* [YOUR OBJECTIVE]: Your job is to retype all of the data word for word, leaving every image out.

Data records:
■ ■ ■ ■
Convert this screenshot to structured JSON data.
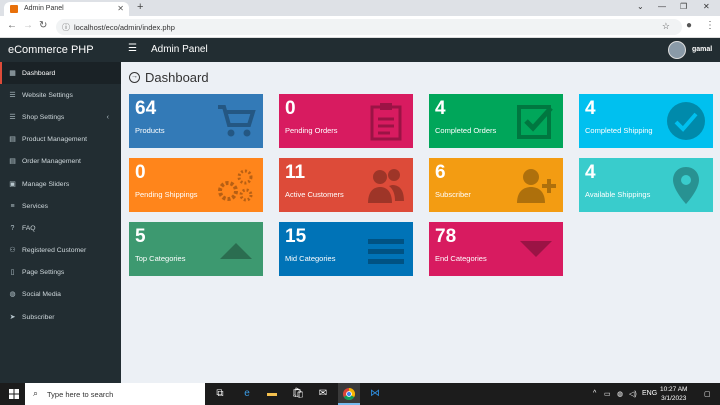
{
  "browser": {
    "tab_title": "Admin Panel",
    "url": "localhost/eco/admin/index.php"
  },
  "header": {
    "brand": "eCommerce PHP",
    "title": "Admin Panel",
    "user": "gamal"
  },
  "sidebar": {
    "items": [
      {
        "label": "Dashboard"
      },
      {
        "label": "Website Settings"
      },
      {
        "label": "Shop Settings"
      },
      {
        "label": "Product Management"
      },
      {
        "label": "Order Management"
      },
      {
        "label": "Manage Sliders"
      },
      {
        "label": "Services"
      },
      {
        "label": "FAQ"
      },
      {
        "label": "Registered Customer"
      },
      {
        "label": "Page Settings"
      },
      {
        "label": "Social Media"
      },
      {
        "label": "Subscriber"
      }
    ]
  },
  "main": {
    "page_title": "Dashboard",
    "cards": [
      {
        "value": "64",
        "label": "Products",
        "color": "#337ab7"
      },
      {
        "value": "0",
        "label": "Pending Orders",
        "color": "#d81b60"
      },
      {
        "value": "4",
        "label": "Completed Orders",
        "color": "#00a65a"
      },
      {
        "value": "4",
        "label": "Completed Shipping",
        "color": "#00c0ef"
      },
      {
        "value": "0",
        "label": "Pending Shippings",
        "color": "#ff851b"
      },
      {
        "value": "11",
        "label": "Active Customers",
        "color": "#dd4b39"
      },
      {
        "value": "6",
        "label": "Subscriber",
        "color": "#f39c12"
      },
      {
        "value": "4",
        "label": "Available Shippings",
        "color": "#39cccc"
      },
      {
        "value": "5",
        "label": "Top Categories",
        "color": "#3d9970"
      },
      {
        "value": "15",
        "label": "Mid Categories",
        "color": "#0073b7"
      },
      {
        "value": "78",
        "label": "End Categories",
        "color": "#d81b60"
      }
    ]
  },
  "taskbar": {
    "search_placeholder": "Type here to search",
    "lang": "ENG",
    "time": "10:27 AM",
    "date": "3/1/2023"
  }
}
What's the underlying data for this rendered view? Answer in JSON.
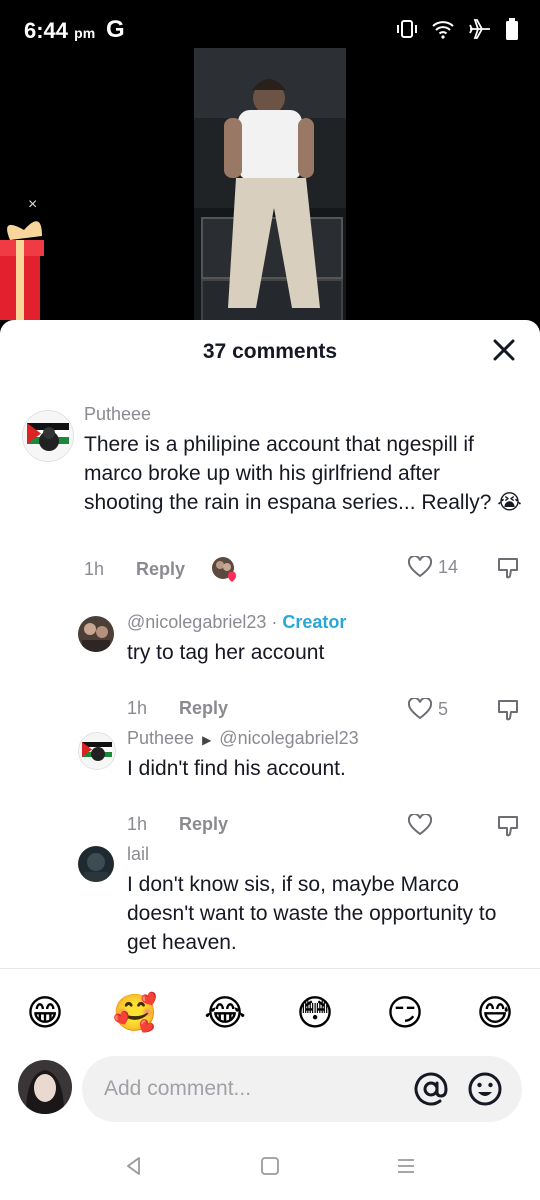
■ ■ ■ ■
* [OUTPUT BELOW]:
Convert this screenshot to structured JSON data.
{
  "browser": {
    "tab_title": "Admin Panel",
    "url": "localhost/eco/admin/index.php"
  },
  "header": {
    "brand": "eCommerce PHP",
    "title": "Admin Panel",
    "user": "gamal"
  },
  "sidebar": {
    "items": [
      {
        "label": "Dashboard"
      },
      {
        "label": "Website Settings"
      },
      {
        "label": "Shop Settings"
      },
      {
        "label": "Product Management"
      },
      {
        "label": "Order Management"
      },
      {
        "label": "Manage Sliders"
      },
      {
        "label": "Services"
      },
      {
        "label": "FAQ"
      },
      {
        "label": "Registered Customer"
      },
      {
        "label": "Page Settings"
      },
      {
        "label": "Social Media"
      },
      {
        "label": "Subscriber"
      }
    ]
  },
  "main": {
    "page_title": "Dashboard",
    "cards": [
      {
        "value": "64",
        "label": "Products",
        "color": "#337ab7"
      },
      {
        "value": "0",
        "label": "Pending Orders",
        "color": "#d81b60"
      },
      {
        "value": "4",
        "label": "Completed Orders",
        "color": "#00a65a"
      },
      {
        "value": "4",
        "label": "Completed Shipping",
        "color": "#00c0ef"
      },
      {
        "value": "0",
        "label": "Pending Shippings",
        "color": "#ff851b"
      },
      {
        "value": "11",
        "label": "Active Customers",
        "color": "#dd4b39"
      },
      {
        "value": "6",
        "label": "Subscriber",
        "color": "#f39c12"
      },
      {
        "value": "4",
        "label": "Available Shippings",
        "color": "#39cccc"
      },
      {
        "value": "5",
        "label": "Top Categories",
        "color": "#3d9970"
      },
      {
        "value": "15",
        "label": "Mid Categories",
        "color": "#0073b7"
      },
      {
        "value": "78",
        "label": "End Categories",
        "color": "#d81b60"
      }
    ]
  },
  "taskbar": {
    "search_placeholder": "Type here to search",
    "lang": "ENG",
    "time": "10:27 AM",
    "date": "3/1/2023"
  }
}
What's the underlying data for this rendered view? Answer in JSON.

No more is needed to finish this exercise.